■ Records for the exercise

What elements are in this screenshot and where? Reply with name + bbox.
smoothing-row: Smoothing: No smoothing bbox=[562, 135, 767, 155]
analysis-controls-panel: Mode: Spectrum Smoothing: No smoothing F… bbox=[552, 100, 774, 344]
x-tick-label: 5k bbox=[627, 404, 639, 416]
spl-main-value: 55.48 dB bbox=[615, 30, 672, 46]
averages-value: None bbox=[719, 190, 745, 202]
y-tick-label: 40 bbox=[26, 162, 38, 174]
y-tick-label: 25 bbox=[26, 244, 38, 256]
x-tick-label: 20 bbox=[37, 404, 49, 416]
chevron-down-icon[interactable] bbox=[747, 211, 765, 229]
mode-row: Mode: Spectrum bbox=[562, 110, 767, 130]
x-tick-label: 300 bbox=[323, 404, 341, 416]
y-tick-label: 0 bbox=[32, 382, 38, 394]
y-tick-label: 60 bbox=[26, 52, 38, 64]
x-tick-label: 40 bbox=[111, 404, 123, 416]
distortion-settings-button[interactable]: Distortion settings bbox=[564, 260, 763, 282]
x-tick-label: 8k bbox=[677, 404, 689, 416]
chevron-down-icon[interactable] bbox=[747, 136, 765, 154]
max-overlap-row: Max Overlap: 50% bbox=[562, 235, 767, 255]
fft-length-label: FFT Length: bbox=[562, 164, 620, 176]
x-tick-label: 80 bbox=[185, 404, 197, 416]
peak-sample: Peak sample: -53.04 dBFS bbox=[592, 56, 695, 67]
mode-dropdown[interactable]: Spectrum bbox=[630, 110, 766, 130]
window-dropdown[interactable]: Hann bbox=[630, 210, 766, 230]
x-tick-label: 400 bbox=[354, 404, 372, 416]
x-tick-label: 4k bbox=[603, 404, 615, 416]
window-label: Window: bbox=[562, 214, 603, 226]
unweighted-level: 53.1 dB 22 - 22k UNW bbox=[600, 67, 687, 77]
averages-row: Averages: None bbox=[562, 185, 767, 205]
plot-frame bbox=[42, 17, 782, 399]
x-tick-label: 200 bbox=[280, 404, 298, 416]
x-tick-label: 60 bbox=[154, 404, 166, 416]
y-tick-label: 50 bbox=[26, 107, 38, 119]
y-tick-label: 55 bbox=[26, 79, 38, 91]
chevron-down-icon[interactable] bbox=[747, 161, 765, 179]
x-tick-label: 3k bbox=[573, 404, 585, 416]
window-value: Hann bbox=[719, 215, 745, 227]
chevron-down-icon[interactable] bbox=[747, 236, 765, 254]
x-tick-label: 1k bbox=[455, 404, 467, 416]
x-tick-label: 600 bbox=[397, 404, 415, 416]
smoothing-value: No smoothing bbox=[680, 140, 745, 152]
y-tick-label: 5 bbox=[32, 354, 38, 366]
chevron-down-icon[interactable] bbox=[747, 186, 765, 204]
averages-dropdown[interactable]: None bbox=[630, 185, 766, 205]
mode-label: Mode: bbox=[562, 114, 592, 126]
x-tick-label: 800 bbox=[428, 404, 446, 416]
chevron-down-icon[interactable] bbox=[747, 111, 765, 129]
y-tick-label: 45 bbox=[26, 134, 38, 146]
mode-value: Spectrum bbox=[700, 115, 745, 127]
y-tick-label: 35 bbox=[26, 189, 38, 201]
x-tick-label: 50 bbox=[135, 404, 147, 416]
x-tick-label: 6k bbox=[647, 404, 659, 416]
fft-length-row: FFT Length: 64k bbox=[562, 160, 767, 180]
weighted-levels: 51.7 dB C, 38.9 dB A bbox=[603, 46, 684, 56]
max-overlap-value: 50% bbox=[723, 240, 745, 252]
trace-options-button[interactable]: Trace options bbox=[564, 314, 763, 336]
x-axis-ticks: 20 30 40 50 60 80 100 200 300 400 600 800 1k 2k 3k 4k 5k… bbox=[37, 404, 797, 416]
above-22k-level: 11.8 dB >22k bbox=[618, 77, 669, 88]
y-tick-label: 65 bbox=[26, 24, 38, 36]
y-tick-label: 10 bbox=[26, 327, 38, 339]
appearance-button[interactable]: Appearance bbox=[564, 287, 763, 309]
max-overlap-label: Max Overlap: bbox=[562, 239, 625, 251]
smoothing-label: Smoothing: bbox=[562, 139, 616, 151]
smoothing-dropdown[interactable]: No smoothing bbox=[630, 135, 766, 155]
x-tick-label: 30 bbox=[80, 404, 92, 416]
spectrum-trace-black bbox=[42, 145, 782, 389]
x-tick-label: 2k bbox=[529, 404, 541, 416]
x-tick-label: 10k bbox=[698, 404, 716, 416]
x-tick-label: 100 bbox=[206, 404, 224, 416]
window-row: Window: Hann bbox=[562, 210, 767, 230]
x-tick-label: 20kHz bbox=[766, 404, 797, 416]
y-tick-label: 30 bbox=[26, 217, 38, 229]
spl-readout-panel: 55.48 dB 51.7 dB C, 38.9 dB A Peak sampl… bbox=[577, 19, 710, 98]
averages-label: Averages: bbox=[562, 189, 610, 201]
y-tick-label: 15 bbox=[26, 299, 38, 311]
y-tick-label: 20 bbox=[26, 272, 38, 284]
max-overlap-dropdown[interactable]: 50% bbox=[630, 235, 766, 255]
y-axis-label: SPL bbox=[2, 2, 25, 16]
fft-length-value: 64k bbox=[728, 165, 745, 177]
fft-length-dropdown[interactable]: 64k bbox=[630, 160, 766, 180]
* * *
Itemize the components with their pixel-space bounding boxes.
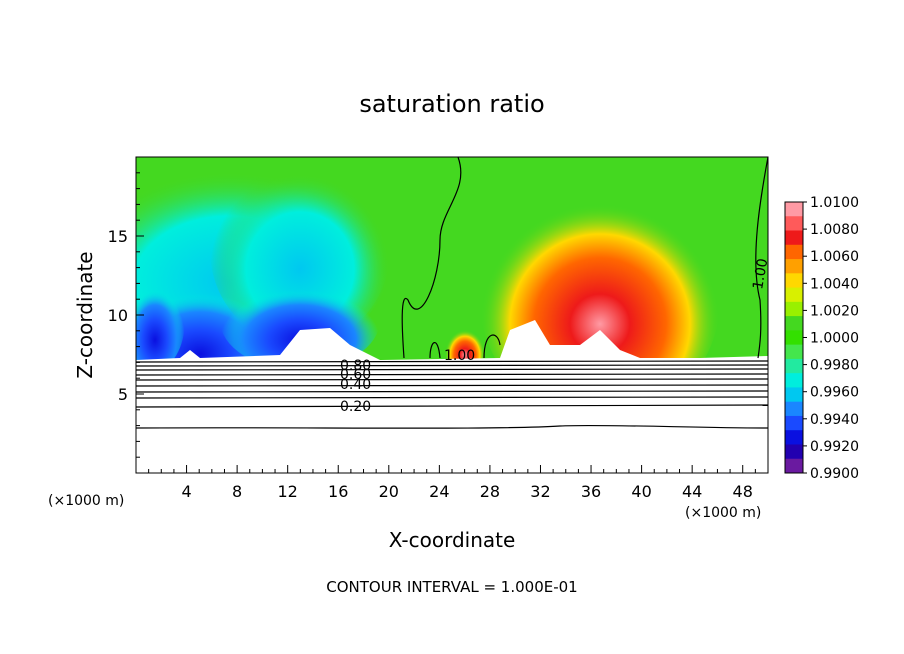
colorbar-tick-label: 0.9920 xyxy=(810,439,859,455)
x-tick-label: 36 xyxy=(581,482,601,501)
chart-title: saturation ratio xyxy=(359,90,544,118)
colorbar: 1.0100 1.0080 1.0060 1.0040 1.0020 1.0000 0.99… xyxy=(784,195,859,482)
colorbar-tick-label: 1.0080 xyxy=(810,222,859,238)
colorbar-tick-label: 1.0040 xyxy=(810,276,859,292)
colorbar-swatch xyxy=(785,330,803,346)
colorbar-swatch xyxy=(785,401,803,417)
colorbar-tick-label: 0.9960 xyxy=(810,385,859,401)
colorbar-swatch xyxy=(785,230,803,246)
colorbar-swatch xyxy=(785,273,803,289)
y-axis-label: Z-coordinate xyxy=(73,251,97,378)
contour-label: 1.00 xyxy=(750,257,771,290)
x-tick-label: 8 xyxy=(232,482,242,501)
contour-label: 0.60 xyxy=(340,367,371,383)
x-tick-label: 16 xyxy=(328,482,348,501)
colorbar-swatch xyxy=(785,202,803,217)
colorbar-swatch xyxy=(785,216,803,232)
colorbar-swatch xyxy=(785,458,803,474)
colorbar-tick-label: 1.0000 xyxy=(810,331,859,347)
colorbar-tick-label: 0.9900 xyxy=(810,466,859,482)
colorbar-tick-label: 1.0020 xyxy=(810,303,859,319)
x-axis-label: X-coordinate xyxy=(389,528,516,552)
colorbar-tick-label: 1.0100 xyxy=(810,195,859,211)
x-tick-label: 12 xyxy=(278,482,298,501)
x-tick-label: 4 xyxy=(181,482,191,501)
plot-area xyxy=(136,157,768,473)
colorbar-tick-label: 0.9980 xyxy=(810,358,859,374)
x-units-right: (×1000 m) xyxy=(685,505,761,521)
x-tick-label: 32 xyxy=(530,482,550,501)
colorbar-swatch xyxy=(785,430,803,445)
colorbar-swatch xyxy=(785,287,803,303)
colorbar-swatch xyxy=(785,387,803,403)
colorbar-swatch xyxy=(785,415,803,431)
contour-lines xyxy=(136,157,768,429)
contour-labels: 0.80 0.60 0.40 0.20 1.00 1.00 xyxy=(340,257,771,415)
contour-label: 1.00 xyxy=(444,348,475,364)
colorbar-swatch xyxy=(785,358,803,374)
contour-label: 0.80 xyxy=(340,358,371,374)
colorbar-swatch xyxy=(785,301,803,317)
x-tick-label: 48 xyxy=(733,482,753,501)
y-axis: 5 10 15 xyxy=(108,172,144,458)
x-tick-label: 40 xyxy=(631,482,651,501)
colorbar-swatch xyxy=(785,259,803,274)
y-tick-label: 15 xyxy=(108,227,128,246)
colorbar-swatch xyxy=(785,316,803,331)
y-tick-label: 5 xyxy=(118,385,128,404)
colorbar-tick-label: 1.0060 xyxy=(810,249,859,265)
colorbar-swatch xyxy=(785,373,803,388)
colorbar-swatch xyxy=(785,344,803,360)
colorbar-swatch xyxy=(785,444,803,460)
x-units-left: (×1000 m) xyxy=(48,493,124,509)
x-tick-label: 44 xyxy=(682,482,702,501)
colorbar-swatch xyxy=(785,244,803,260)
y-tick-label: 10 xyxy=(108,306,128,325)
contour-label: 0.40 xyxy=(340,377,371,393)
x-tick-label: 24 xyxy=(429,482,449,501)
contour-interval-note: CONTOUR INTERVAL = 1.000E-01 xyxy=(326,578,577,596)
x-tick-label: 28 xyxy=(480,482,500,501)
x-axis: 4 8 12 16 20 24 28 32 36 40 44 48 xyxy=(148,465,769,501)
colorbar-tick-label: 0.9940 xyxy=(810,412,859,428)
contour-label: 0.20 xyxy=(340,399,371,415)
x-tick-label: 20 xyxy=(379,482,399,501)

■ What is required
Revise the rows, beginning at the line that has "colorbar-tick-label: 0.9920 xyxy=(810,439,859,455)" and stopping after the line that has "colorbar-swatch xyxy=(785,373,803,388)". Replace "x-tick-label" with "x-axis-tick" and leave everything else unchanged.

■ Task answer
colorbar-tick-label: 0.9920 xyxy=(810,439,859,455)
x-axis-tick: 36 xyxy=(581,482,601,501)
chart-title: saturation ratio xyxy=(359,90,544,118)
colorbar: 1.0100 1.0080 1.0060 1.0040 1.0020 1.0000 0.99… xyxy=(784,195,859,482)
colorbar-tick-label: 1.0080 xyxy=(810,222,859,238)
colorbar-tick-label: 1.0040 xyxy=(810,276,859,292)
colorbar-swatch xyxy=(785,330,803,346)
colorbar-swatch xyxy=(785,401,803,417)
colorbar-tick-label: 0.9960 xyxy=(810,385,859,401)
colorbar-swatch xyxy=(785,230,803,246)
colorbar-swatch xyxy=(785,273,803,289)
y-axis-label: Z-coordinate xyxy=(73,251,97,378)
contour-label: 1.00 xyxy=(750,257,771,290)
x-axis-tick: 8 xyxy=(232,482,242,501)
contour-label: 0.60 xyxy=(340,367,371,383)
x-axis-tick: 16 xyxy=(328,482,348,501)
colorbar-swatch xyxy=(785,202,803,217)
colorbar-swatch xyxy=(785,216,803,232)
colorbar-swatch xyxy=(785,458,803,474)
colorbar-tick-label: 1.0000 xyxy=(810,331,859,347)
colorbar-tick-label: 0.9900 xyxy=(810,466,859,482)
colorbar-tick-label: 1.0020 xyxy=(810,303,859,319)
x-axis-label: X-coordinate xyxy=(389,528,516,552)
colorbar-tick-label: 1.0100 xyxy=(810,195,859,211)
x-axis-tick: 12 xyxy=(278,482,298,501)
x-axis-tick: 4 xyxy=(181,482,191,501)
plot-area xyxy=(136,157,768,473)
colorbar-tick-label: 0.9980 xyxy=(810,358,859,374)
x-units-right: (×1000 m) xyxy=(685,505,761,521)
x-axis-tick: 32 xyxy=(530,482,550,501)
colorbar-swatch xyxy=(785,430,803,445)
colorbar-swatch xyxy=(785,287,803,303)
colorbar-swatch xyxy=(785,387,803,403)
colorbar-swatch xyxy=(785,415,803,431)
contour-lines xyxy=(136,157,768,429)
contour-labels: 0.80 0.60 0.40 0.20 1.00 1.00 xyxy=(340,257,771,415)
contour-label: 1.00 xyxy=(444,348,475,364)
colorbar-swatch xyxy=(785,358,803,374)
contour-label: 0.80 xyxy=(340,358,371,374)
colorbar-swatch xyxy=(785,301,803,317)
x-axis-tick: 48 xyxy=(733,482,753,501)
y-axis: 5 10 15 xyxy=(108,172,144,458)
x-axis-tick: 40 xyxy=(631,482,651,501)
colorbar-swatch xyxy=(785,259,803,274)
y-tick-label: 15 xyxy=(108,227,128,246)
colorbar-swatch xyxy=(785,316,803,331)
y-tick-label: 5 xyxy=(118,385,128,404)
colorbar-tick-label: 1.0060 xyxy=(810,249,859,265)
colorbar-swatch xyxy=(785,373,803,388)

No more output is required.